(Figure collection entries)

↓

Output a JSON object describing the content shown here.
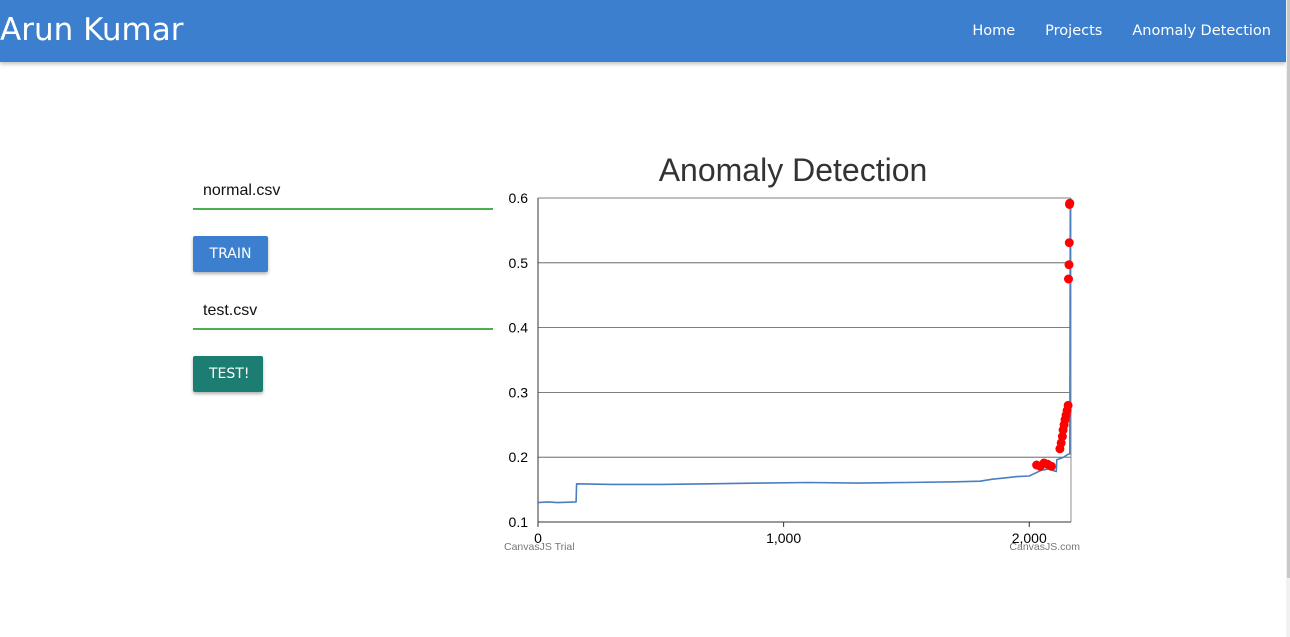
{
  "header": {
    "brand": "Arun Kumar",
    "nav": [
      {
        "label": "Home"
      },
      {
        "label": "Projects"
      },
      {
        "label": "Anomaly Detection"
      }
    ]
  },
  "form": {
    "train_file": "normal.csv",
    "train_button": "TRAIN",
    "test_file": "test.csv",
    "test_button": "TEST!"
  },
  "colors": {
    "navbar": "#3b7fce",
    "series_line": "#4a7fbf",
    "anomaly": "#ff0000",
    "input_underline": "#4caf50",
    "test_button": "#1c7e73"
  },
  "chart_data": {
    "type": "line",
    "title": "Anomaly Detection",
    "xlabel": "",
    "ylabel": "",
    "xlim": [
      0,
      2170
    ],
    "ylim": [
      0.1,
      0.6
    ],
    "xticks": [
      0,
      1000,
      2000
    ],
    "xtick_labels": [
      "0",
      "1,000",
      "2,000"
    ],
    "yticks": [
      0.1,
      0.2,
      0.3,
      0.4,
      0.5,
      0.6
    ],
    "ytick_labels": [
      "0.1",
      "0.2",
      "0.3",
      "0.4",
      "0.5",
      "0.6"
    ],
    "grid": true,
    "credits": [
      "CanvasJS Trial",
      "CanvasJS.com"
    ],
    "series": [
      {
        "type": "line",
        "x": [
          0,
          40,
          80,
          155,
          157,
          300,
          500,
          700,
          900,
          1100,
          1300,
          1500,
          1700,
          1800,
          1850,
          1900,
          1950,
          2000,
          2050,
          2080,
          2100,
          2110,
          2112,
          2140,
          2160,
          2165,
          2167
        ],
        "y": [
          0.13,
          0.131,
          0.13,
          0.131,
          0.159,
          0.158,
          0.158,
          0.159,
          0.16,
          0.161,
          0.16,
          0.161,
          0.162,
          0.163,
          0.166,
          0.168,
          0.17,
          0.171,
          0.18,
          0.182,
          0.179,
          0.178,
          0.196,
          0.2,
          0.205,
          0.205,
          0.59
        ]
      },
      {
        "type": "scatter",
        "x": [
          2030,
          2045,
          2060,
          2075,
          2090,
          2125,
          2130,
          2135,
          2138,
          2142,
          2146,
          2150,
          2154,
          2158,
          2160,
          2162,
          2163,
          2164,
          2165
        ],
        "y": [
          0.188,
          0.186,
          0.191,
          0.189,
          0.186,
          0.213,
          0.222,
          0.232,
          0.242,
          0.25,
          0.258,
          0.265,
          0.272,
          0.28,
          0.475,
          0.497,
          0.531,
          0.59,
          0.592
        ]
      }
    ]
  }
}
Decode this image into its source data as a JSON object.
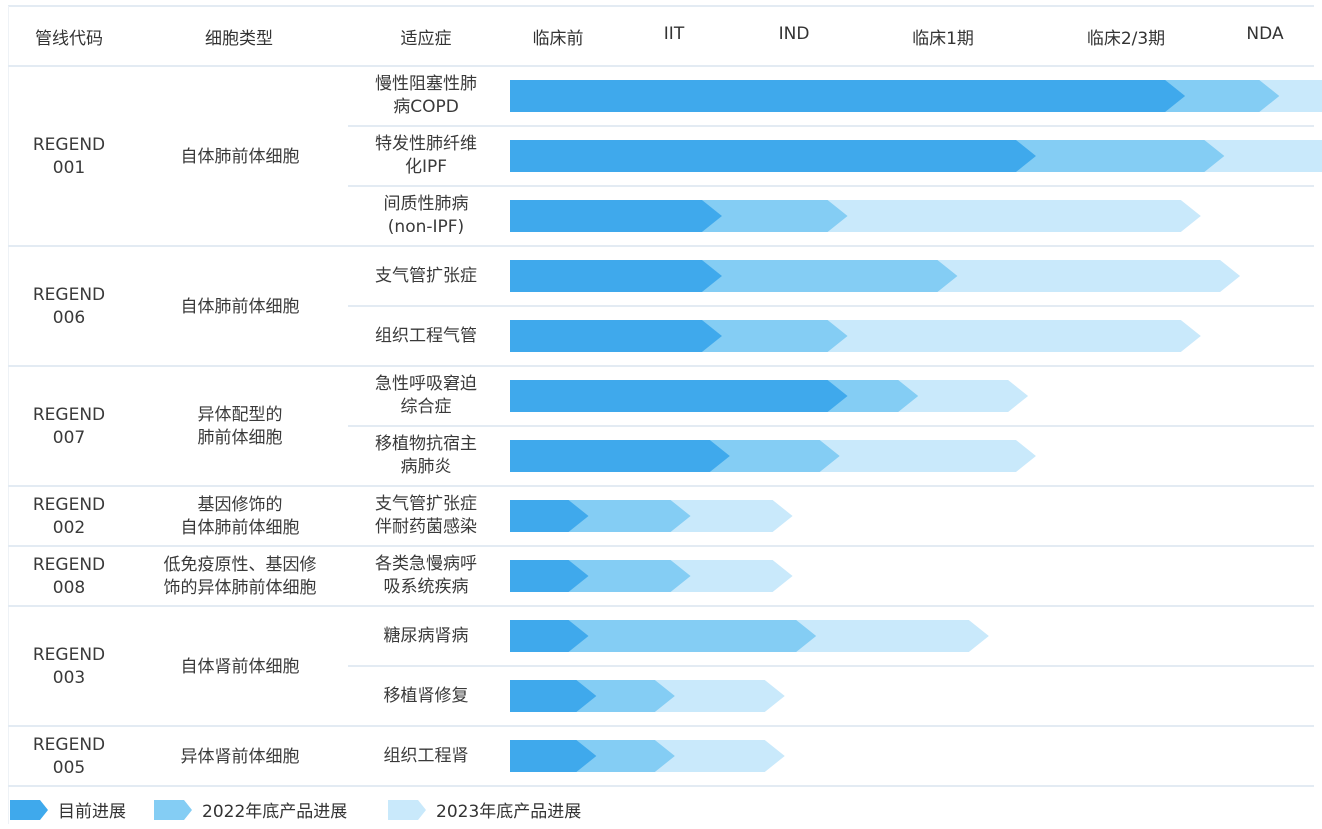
{
  "colors": {
    "current": "#3fa9ec",
    "y2022": "#84cdf4",
    "y2023": "#c9e9fb"
  },
  "header": {
    "code": "管线代码",
    "cell_type": "细胞类型",
    "indication": "适应症",
    "stages": [
      "临床前",
      "IIT",
      "IND",
      "临床1期",
      "临床2/3期",
      "NDA"
    ]
  },
  "legend": [
    {
      "label": "目前进展",
      "color_key": "current"
    },
    {
      "label": "2022年底产品进展",
      "color_key": "y2022"
    },
    {
      "label": "2023年底产品进展",
      "color_key": "y2023"
    }
  ],
  "groups": [
    {
      "code": [
        "REGEND",
        "001"
      ],
      "cell_type": [
        "自体肺前体细胞"
      ],
      "rows": 3
    },
    {
      "code": [
        "REGEND",
        "006"
      ],
      "cell_type": [
        "自体肺前体细胞"
      ],
      "rows": 2
    },
    {
      "code": [
        "REGEND",
        "007"
      ],
      "cell_type": [
        "异体配型的",
        "肺前体细胞"
      ],
      "rows": 2
    },
    {
      "code": [
        "REGEND",
        "002"
      ],
      "cell_type": [
        "基因修饰的",
        "自体肺前体细胞"
      ],
      "rows": 1
    },
    {
      "code": [
        "REGEND",
        "008"
      ],
      "cell_type": [
        "低免疫原性、基因修",
        "饰的异体肺前体细胞"
      ],
      "rows": 1
    },
    {
      "code": [
        "REGEND",
        "003"
      ],
      "cell_type": [
        "自体肾前体细胞"
      ],
      "rows": 2
    },
    {
      "code": [
        "REGEND",
        "005"
      ],
      "cell_type": [
        "异体肾前体细胞"
      ],
      "rows": 1
    }
  ],
  "chart_data": {
    "type": "bar",
    "orientation": "horizontal-stacked-progress",
    "x_axis_stages": [
      "临床前",
      "IIT",
      "IND",
      "临床1期",
      "临床2/3期",
      "NDA"
    ],
    "value_unit": "stage position (0 = start of 临床前, 5 = NDA)",
    "series": [
      {
        "name": "目前进展"
      },
      {
        "name": "2022年底产品进展"
      },
      {
        "name": "2023年底产品进展"
      }
    ],
    "rows": [
      {
        "indication": [
          "慢性阻塞性肺",
          "病COPD"
        ],
        "current": 4.3,
        "y2022": 4.9,
        "y2023": 5.7
      },
      {
        "indication": [
          "特发性肺纤维",
          "化IPF"
        ],
        "current": 3.35,
        "y2022": 4.55,
        "y2023": 5.45
      },
      {
        "indication": [
          "间质性肺病",
          "(non-IPF)"
        ],
        "current": 1.35,
        "y2022": 2.15,
        "y2023": 4.4
      },
      {
        "indication": [
          "支气管扩张症"
        ],
        "current": 1.35,
        "y2022": 2.85,
        "y2023": 4.65
      },
      {
        "indication": [
          "组织工程气管"
        ],
        "current": 1.35,
        "y2022": 2.15,
        "y2023": 4.4
      },
      {
        "indication": [
          "急性呼吸窘迫",
          "综合症"
        ],
        "current": 2.15,
        "y2022": 2.6,
        "y2023": 3.3
      },
      {
        "indication": [
          "移植物抗宿主",
          "病肺炎"
        ],
        "current": 1.4,
        "y2022": 2.1,
        "y2023": 3.35
      },
      {
        "indication": [
          "支气管扩张症",
          "伴耐药菌感染"
        ],
        "current": 0.5,
        "y2022": 1.15,
        "y2023": 1.8
      },
      {
        "indication": [
          "各类急慢病呼",
          "吸系统疾病"
        ],
        "current": 0.5,
        "y2022": 1.15,
        "y2023": 1.8
      },
      {
        "indication": [
          "糖尿病肾病"
        ],
        "current": 0.5,
        "y2022": 1.95,
        "y2023": 3.05
      },
      {
        "indication": [
          "移植肾修复"
        ],
        "current": 0.55,
        "y2022": 1.05,
        "y2023": 1.75
      },
      {
        "indication": [
          "组织工程肾"
        ],
        "current": 0.55,
        "y2022": 1.05,
        "y2023": 1.75
      }
    ]
  }
}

↑

> **THE REQUEST**:
Copy out each line exactly, without the pictures.

> **COMPLETED TASK**:
Output a JSON object describing the content shown here.
{
  "header": {
    "brand": "Arun Kumar",
    "nav": [
      {
        "label": "Home"
      },
      {
        "label": "Projects"
      },
      {
        "label": "Anomaly Detection"
      }
    ]
  },
  "form": {
    "train_file": "normal.csv",
    "train_button": "TRAIN",
    "test_file": "test.csv",
    "test_button": "TEST!"
  },
  "colors": {
    "navbar": "#3b7fce",
    "series_line": "#4a7fbf",
    "anomaly": "#ff0000",
    "input_underline": "#4caf50",
    "test_button": "#1c7e73"
  },
  "chart_data": {
    "type": "line",
    "title": "Anomaly Detection",
    "xlabel": "",
    "ylabel": "",
    "xlim": [
      0,
      2170
    ],
    "ylim": [
      0.1,
      0.6
    ],
    "xticks": [
      0,
      1000,
      2000
    ],
    "xtick_labels": [
      "0",
      "1,000",
      "2,000"
    ],
    "yticks": [
      0.1,
      0.2,
      0.3,
      0.4,
      0.5,
      0.6
    ],
    "ytick_labels": [
      "0.1",
      "0.2",
      "0.3",
      "0.4",
      "0.5",
      "0.6"
    ],
    "grid": true,
    "credits": [
      "CanvasJS Trial",
      "CanvasJS.com"
    ],
    "series": [
      {
        "type": "line",
        "x": [
          0,
          40,
          80,
          155,
          157,
          300,
          500,
          700,
          900,
          1100,
          1300,
          1500,
          1700,
          1800,
          1850,
          1900,
          1950,
          2000,
          2050,
          2080,
          2100,
          2110,
          2112,
          2140,
          2160,
          2165,
          2167
        ],
        "y": [
          0.13,
          0.131,
          0.13,
          0.131,
          0.159,
          0.158,
          0.158,
          0.159,
          0.16,
          0.161,
          0.16,
          0.161,
          0.162,
          0.163,
          0.166,
          0.168,
          0.17,
          0.171,
          0.18,
          0.182,
          0.179,
          0.178,
          0.196,
          0.2,
          0.205,
          0.205,
          0.59
        ]
      },
      {
        "type": "scatter",
        "x": [
          2030,
          2045,
          2060,
          2075,
          2090,
          2125,
          2130,
          2135,
          2138,
          2142,
          2146,
          2150,
          2154,
          2158,
          2160,
          2162,
          2163,
          2164,
          2165
        ],
        "y": [
          0.188,
          0.186,
          0.191,
          0.189,
          0.186,
          0.213,
          0.222,
          0.232,
          0.242,
          0.25,
          0.258,
          0.265,
          0.272,
          0.28,
          0.475,
          0.497,
          0.531,
          0.59,
          0.592
        ]
      }
    ]
  }
}
Decode this image into its source data as a JSON object.
{
  "colors": {
    "current": "#3fa9ec",
    "y2022": "#84cdf4",
    "y2023": "#c9e9fb"
  },
  "header": {
    "code": "管线代码",
    "cell_type": "细胞类型",
    "indication": "适应症",
    "stages": [
      "临床前",
      "IIT",
      "IND",
      "临床1期",
      "临床2/3期",
      "NDA"
    ]
  },
  "legend": [
    {
      "label": "目前进展",
      "color_key": "current"
    },
    {
      "label": "2022年底产品进展",
      "color_key": "y2022"
    },
    {
      "label": "2023年底产品进展",
      "color_key": "y2023"
    }
  ],
  "groups": [
    {
      "code": [
        "REGEND",
        "001"
      ],
      "cell_type": [
        "自体肺前体细胞"
      ],
      "rows": 3
    },
    {
      "code": [
        "REGEND",
        "006"
      ],
      "cell_type": [
        "自体肺前体细胞"
      ],
      "rows": 2
    },
    {
      "code": [
        "REGEND",
        "007"
      ],
      "cell_type": [
        "异体配型的",
        "肺前体细胞"
      ],
      "rows": 2
    },
    {
      "code": [
        "REGEND",
        "002"
      ],
      "cell_type": [
        "基因修饰的",
        "自体肺前体细胞"
      ],
      "rows": 1
    },
    {
      "code": [
        "REGEND",
        "008"
      ],
      "cell_type": [
        "低免疫原性、基因修",
        "饰的异体肺前体细胞"
      ],
      "rows": 1
    },
    {
      "code": [
        "REGEND",
        "003"
      ],
      "cell_type": [
        "自体肾前体细胞"
      ],
      "rows": 2
    },
    {
      "code": [
        "REGEND",
        "005"
      ],
      "cell_type": [
        "异体肾前体细胞"
      ],
      "rows": 1
    }
  ],
  "chart_data": {
    "type": "bar",
    "orientation": "horizontal-stacked-progress",
    "x_axis_stages": [
      "临床前",
      "IIT",
      "IND",
      "临床1期",
      "临床2/3期",
      "NDA"
    ],
    "value_unit": "stage position (0 = start of 临床前, 5 = NDA)",
    "series": [
      {
        "name": "目前进展"
      },
      {
        "name": "2022年底产品进展"
      },
      {
        "name": "2023年底产品进展"
      }
    ],
    "rows": [
      {
        "indication": [
          "慢性阻塞性肺",
          "病COPD"
        ],
        "current": 4.3,
        "y2022": 4.9,
        "y2023": 5.7
      },
      {
        "indication": [
          "特发性肺纤维",
          "化IPF"
        ],
        "current": 3.35,
        "y2022": 4.55,
        "y2023": 5.45
      },
      {
        "indication": [
          "间质性肺病",
          "(non-IPF)"
        ],
        "current": 1.35,
        "y2022": 2.15,
        "y2023": 4.4
      },
      {
        "indication": [
          "支气管扩张症"
        ],
        "current": 1.35,
        "y2022": 2.85,
        "y2023": 4.65
      },
      {
        "indication": [
          "组织工程气管"
        ],
        "current": 1.35,
        "y2022": 2.15,
        "y2023": 4.4
      },
      {
        "indication": [
          "急性呼吸窘迫",
          "综合症"
        ],
        "current": 2.15,
        "y2022": 2.6,
        "y2023": 3.3
      },
      {
        "indication": [
          "移植物抗宿主",
          "病肺炎"
        ],
        "current": 1.4,
        "y2022": 2.1,
        "y2023": 3.35
      },
      {
        "indication": [
          "支气管扩张症",
          "伴耐药菌感染"
        ],
        "current": 0.5,
        "y2022": 1.15,
        "y2023": 1.8
      },
      {
        "indication": [
          "各类急慢病呼",
          "吸系统疾病"
        ],
        "current": 0.5,
        "y2022": 1.15,
        "y2023": 1.8
      },
      {
        "indication": [
          "糖尿病肾病"
        ],
        "current": 0.5,
        "y2022": 1.95,
        "y2023": 3.05
      },
      {
        "indication": [
          "移植肾修复"
        ],
        "current": 0.55,
        "y2022": 1.05,
        "y2023": 1.75
      },
      {
        "indication": [
          "组织工程肾"
        ],
        "current": 0.55,
        "y2022": 1.05,
        "y2023": 1.75
      }
    ]
  }
}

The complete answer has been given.